START Record list

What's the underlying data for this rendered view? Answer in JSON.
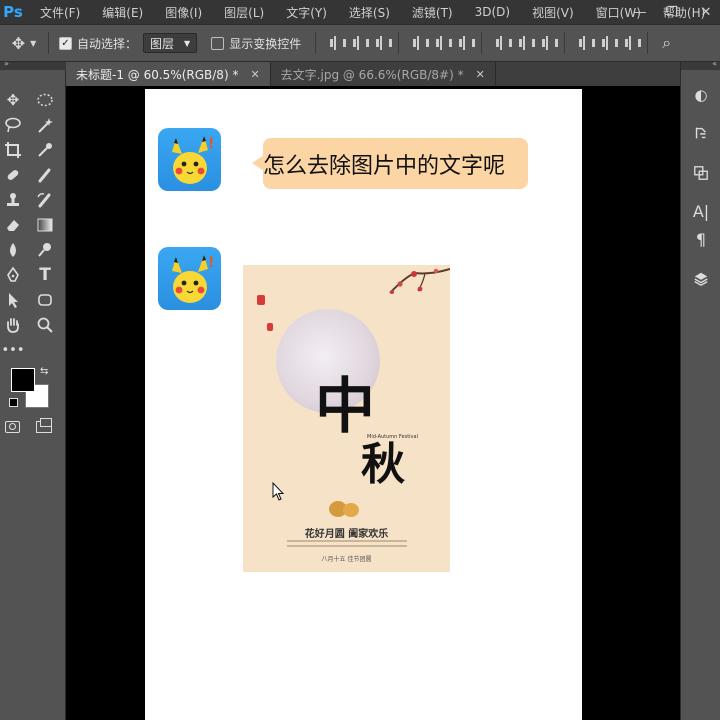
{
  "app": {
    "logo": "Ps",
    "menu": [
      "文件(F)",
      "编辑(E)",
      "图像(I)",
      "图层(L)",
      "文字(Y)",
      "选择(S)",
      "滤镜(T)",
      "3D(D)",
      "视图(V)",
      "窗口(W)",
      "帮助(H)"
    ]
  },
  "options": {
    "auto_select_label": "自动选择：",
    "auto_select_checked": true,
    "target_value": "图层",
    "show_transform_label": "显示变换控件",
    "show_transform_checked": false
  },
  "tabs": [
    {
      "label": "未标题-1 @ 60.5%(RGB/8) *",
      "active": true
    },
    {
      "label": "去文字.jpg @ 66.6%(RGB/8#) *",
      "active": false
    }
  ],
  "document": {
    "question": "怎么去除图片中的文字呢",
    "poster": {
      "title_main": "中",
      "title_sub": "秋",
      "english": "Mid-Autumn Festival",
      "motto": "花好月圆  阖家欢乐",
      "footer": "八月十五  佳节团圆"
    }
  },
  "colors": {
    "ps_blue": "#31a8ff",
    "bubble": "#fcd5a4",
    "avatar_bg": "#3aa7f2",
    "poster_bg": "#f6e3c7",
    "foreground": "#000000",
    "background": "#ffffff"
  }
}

END Record list

**Task directions:**
All of the entries above should be copied exactly, except for the pictures.

**Result of this task:**
What's the underlying data for this rendered view? Answer in JSON.
{
  "app": {
    "logo": "Ps",
    "menu": [
      "文件(F)",
      "编辑(E)",
      "图像(I)",
      "图层(L)",
      "文字(Y)",
      "选择(S)",
      "滤镜(T)",
      "3D(D)",
      "视图(V)",
      "窗口(W)",
      "帮助(H)"
    ]
  },
  "options": {
    "auto_select_label": "自动选择：",
    "auto_select_checked": true,
    "target_value": "图层",
    "show_transform_label": "显示变换控件",
    "show_transform_checked": false
  },
  "tabs": [
    {
      "label": "未标题-1 @ 60.5%(RGB/8) *",
      "active": true
    },
    {
      "label": "去文字.jpg @ 66.6%(RGB/8#) *",
      "active": false
    }
  ],
  "document": {
    "question": "怎么去除图片中的文字呢",
    "poster": {
      "title_main": "中",
      "title_sub": "秋",
      "english": "Mid-Autumn Festival",
      "motto": "花好月圆  阖家欢乐",
      "footer": "八月十五  佳节团圆"
    }
  },
  "colors": {
    "ps_blue": "#31a8ff",
    "bubble": "#fcd5a4",
    "avatar_bg": "#3aa7f2",
    "poster_bg": "#f6e3c7",
    "foreground": "#000000",
    "background": "#ffffff"
  }
}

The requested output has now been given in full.